▶ _Instruction_: Copy out the records below with every "ad-label" replaced by "promo-label" and nothing else changed. Leave the pictures out.

▶ _Information shown_:
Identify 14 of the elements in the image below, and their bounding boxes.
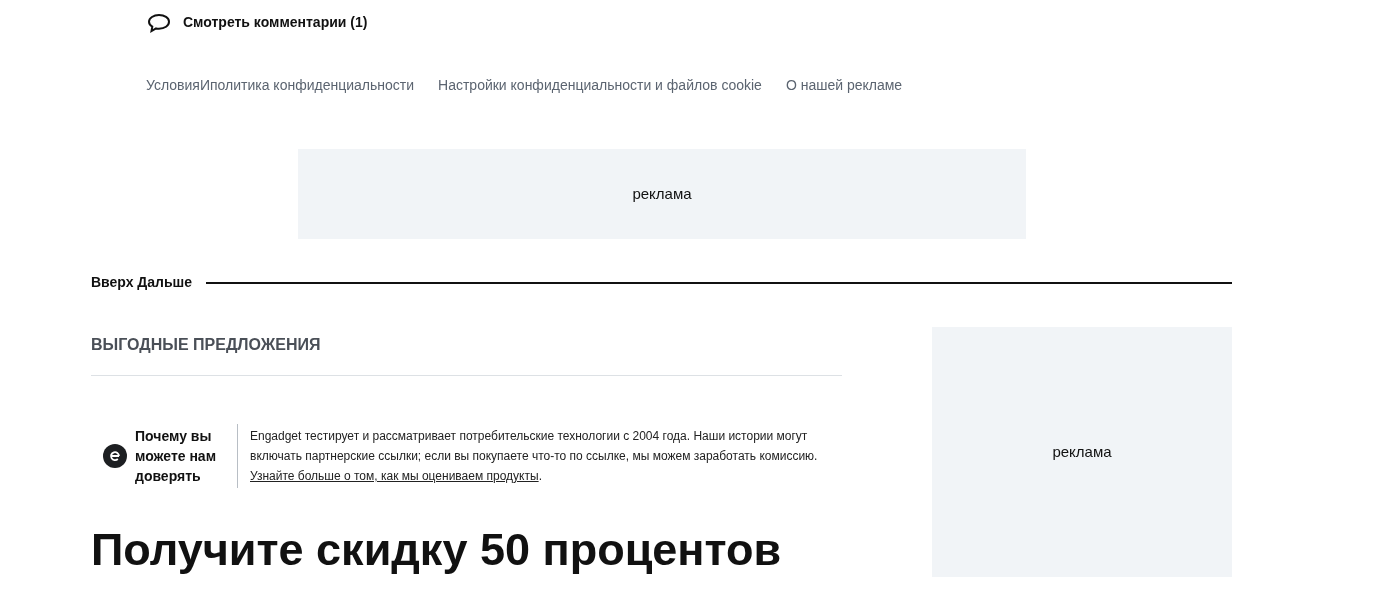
logo-icon (103, 444, 127, 468)
ad-label: реклама (1052, 441, 1112, 462)
reviews-link[interactable]: Узнайте больше о том, как мы оцениваем продукты (250, 469, 539, 483)
headline: Получите скидку 50 процентов (91, 523, 783, 577)
section-title: ВЫГОДНЫЕ ПРЕДЛОЖЕНИЯ (91, 335, 322, 355)
trust-text: Engadget тестирует и рассматривает потребительские технологии с 2004 года. Наши истории могут включать партнерские ссылки; если вы покупаете что-то по ссылке, мы можем заработать комиссию. Узнайте больше о том, как мы оцениваем продукты. (250, 428, 819, 485)
footer-link[interactable]: УсловияИполитика конфиденциальности (146, 75, 415, 96)
comment-icon (147, 12, 171, 33)
trust-title: Почему вы можете нам доверять (135, 427, 217, 486)
footer-link[interactable]: Настройки конфиденциальности и файлов cookie (438, 75, 762, 96)
comments-link[interactable]: Смотреть комментарии (1) (183, 12, 368, 33)
ad-label: реклама (632, 183, 692, 204)
footer-link[interactable]: О нашей рекламе (785, 75, 903, 96)
up-next-label: Вверх Дальше (91, 273, 193, 292)
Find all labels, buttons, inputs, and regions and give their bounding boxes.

▶ _Response to this task_:
Identify 14 of the elements in the image below, and their bounding boxes.
logo-icon (103, 444, 127, 468)
promo-label: реклама (1052, 441, 1112, 462)
reviews-link[interactable]: Узнайте больше о том, как мы оцениваем продукты (250, 469, 539, 483)
headline: Получите скидку 50 процентов (91, 523, 783, 577)
section-title: ВЫГОДНЫЕ ПРЕДЛОЖЕНИЯ (91, 335, 322, 355)
trust-text: Engadget тестирует и рассматривает потребительские технологии с 2004 года. Наши истории могут включать партнерские ссылки; если вы покупаете что-то по ссылке, мы можем заработать комиссию. Узнайте больше о том, как мы оцениваем продукты. (250, 428, 819, 485)
footer-link[interactable]: УсловияИполитика конфиденциальности (146, 75, 415, 96)
comment-icon (147, 12, 171, 33)
trust-title: Почему вы можете нам доверять (135, 427, 217, 486)
footer-link[interactable]: Настройки конфиденциальности и файлов cookie (438, 75, 762, 96)
comments-link[interactable]: Смотреть комментарии (1) (183, 12, 368, 33)
promo-label: реклама (632, 183, 692, 204)
footer-link[interactable]: О нашей рекламе (785, 75, 903, 96)
up-next-label: Вверх Дальше (91, 273, 193, 292)
Find all labels, buttons, inputs, and regions and give their bounding boxes.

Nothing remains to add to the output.